• Problem to work on: Give the number of lines holding the string "绝地求生", and nothing else.
BEGIN Entries supplied
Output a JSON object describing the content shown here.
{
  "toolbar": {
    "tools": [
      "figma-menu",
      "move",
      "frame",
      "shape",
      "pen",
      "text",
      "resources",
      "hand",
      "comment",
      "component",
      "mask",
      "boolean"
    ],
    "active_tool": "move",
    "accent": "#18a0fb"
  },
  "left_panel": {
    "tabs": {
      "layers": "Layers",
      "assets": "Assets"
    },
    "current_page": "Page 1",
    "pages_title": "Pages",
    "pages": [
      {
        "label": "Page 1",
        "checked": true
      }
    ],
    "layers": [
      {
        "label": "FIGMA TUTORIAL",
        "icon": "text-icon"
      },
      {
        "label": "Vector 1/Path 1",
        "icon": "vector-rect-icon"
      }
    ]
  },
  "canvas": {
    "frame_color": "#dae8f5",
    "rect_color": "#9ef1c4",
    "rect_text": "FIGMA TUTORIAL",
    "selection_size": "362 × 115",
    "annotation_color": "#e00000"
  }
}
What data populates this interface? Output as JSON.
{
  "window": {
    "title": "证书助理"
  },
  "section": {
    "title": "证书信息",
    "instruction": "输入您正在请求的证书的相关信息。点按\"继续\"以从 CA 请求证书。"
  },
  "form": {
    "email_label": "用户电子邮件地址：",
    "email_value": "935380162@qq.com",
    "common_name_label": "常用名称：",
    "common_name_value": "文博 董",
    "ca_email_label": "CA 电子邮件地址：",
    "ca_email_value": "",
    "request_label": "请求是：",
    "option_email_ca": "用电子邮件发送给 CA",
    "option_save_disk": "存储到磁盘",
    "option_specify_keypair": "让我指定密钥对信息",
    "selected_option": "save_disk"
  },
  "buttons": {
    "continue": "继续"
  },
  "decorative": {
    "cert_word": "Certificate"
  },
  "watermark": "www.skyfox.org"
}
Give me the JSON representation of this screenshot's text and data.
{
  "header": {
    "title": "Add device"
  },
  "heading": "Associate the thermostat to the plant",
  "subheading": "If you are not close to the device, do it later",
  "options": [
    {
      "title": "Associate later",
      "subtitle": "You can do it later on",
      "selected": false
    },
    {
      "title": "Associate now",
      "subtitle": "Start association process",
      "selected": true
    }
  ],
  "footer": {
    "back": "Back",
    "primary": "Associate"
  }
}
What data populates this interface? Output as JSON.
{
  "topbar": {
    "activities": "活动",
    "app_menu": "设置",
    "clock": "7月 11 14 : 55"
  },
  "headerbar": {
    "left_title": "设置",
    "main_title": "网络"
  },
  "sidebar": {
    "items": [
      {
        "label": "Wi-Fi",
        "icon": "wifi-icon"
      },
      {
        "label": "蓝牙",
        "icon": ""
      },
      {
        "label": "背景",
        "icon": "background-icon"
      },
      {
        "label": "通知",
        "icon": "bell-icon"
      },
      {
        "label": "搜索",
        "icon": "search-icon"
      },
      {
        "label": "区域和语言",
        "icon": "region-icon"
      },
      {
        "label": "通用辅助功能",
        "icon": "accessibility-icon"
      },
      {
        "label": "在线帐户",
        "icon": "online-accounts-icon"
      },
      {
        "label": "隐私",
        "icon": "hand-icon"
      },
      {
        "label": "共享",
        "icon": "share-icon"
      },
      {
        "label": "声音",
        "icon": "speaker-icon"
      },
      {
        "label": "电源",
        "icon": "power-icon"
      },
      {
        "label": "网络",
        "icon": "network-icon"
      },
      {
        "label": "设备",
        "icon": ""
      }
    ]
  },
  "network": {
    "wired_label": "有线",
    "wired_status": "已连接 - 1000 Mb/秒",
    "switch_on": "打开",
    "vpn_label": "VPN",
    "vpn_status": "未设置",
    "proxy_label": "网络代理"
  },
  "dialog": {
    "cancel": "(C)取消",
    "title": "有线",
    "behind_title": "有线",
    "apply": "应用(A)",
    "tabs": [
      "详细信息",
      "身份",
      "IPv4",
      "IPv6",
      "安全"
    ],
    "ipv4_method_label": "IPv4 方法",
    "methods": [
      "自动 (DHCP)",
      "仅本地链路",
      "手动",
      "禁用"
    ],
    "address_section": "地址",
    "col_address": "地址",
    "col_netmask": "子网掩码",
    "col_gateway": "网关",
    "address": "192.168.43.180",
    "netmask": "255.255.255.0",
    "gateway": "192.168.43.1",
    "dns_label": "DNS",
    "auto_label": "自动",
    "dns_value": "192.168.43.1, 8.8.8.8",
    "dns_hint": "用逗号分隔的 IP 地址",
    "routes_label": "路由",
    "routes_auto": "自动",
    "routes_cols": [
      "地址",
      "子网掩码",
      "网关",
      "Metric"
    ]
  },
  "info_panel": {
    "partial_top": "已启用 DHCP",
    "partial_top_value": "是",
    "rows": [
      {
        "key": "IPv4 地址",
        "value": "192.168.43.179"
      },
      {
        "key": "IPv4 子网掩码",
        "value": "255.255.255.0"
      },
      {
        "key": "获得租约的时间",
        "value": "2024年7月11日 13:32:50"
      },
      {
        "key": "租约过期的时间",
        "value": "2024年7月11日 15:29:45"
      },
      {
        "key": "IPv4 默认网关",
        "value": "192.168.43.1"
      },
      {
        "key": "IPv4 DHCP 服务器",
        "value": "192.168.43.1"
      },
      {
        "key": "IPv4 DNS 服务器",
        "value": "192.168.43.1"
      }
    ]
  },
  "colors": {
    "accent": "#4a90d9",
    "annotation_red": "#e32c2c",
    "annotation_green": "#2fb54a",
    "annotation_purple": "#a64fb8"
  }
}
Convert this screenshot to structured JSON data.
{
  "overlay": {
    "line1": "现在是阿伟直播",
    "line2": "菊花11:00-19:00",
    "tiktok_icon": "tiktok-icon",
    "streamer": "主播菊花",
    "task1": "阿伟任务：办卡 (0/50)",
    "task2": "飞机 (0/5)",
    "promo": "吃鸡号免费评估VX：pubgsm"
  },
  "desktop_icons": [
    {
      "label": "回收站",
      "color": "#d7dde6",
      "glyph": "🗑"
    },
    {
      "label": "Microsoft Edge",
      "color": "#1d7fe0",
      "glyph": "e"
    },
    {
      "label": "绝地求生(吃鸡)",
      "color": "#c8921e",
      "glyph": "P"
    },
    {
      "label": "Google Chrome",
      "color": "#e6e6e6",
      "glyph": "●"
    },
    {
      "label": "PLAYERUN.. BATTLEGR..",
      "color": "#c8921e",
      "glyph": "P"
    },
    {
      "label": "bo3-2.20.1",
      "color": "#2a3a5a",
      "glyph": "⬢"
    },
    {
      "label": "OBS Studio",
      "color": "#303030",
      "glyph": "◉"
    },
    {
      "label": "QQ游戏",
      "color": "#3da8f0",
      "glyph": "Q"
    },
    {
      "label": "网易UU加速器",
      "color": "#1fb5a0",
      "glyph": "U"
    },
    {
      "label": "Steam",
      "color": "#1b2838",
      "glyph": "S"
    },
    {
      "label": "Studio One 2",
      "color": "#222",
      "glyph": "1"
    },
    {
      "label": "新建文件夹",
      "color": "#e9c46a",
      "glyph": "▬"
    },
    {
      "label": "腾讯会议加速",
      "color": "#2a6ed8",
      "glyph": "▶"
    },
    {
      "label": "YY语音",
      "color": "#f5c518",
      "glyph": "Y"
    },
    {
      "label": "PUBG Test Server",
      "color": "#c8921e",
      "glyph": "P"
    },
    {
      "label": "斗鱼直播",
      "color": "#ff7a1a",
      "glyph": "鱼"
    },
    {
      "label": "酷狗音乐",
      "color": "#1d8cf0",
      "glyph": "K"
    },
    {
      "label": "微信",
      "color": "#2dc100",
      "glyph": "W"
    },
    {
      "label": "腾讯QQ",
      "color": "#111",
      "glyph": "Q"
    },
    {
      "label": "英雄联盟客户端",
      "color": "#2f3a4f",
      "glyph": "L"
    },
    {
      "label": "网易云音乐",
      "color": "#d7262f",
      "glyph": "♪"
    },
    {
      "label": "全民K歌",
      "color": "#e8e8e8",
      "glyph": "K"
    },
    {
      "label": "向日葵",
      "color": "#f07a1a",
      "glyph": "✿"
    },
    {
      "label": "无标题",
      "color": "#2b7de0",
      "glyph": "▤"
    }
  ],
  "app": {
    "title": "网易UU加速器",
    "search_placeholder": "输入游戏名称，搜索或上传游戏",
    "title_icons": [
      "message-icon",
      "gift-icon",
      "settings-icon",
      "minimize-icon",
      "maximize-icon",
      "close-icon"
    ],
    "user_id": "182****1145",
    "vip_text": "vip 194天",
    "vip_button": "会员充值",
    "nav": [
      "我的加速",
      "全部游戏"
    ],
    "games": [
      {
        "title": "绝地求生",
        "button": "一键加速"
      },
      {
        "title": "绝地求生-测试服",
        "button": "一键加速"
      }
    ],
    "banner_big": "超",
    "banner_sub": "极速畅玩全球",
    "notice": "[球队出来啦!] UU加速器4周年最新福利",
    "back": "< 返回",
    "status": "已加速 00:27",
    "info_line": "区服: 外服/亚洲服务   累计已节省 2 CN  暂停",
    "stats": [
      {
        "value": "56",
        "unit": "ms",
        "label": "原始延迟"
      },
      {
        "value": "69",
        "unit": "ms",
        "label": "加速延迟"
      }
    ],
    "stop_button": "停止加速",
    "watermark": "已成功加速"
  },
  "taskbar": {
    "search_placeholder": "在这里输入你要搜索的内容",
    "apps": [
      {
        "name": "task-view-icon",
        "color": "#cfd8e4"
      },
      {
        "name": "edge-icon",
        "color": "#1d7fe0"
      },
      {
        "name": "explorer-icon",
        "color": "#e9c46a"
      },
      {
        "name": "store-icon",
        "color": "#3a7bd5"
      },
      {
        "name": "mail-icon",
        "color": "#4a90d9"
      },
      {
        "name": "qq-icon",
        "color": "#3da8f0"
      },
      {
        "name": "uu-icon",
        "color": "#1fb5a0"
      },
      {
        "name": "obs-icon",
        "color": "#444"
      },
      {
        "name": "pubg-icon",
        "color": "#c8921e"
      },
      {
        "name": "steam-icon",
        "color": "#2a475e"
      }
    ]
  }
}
END Entries supplied
• Solution to the exercise: 3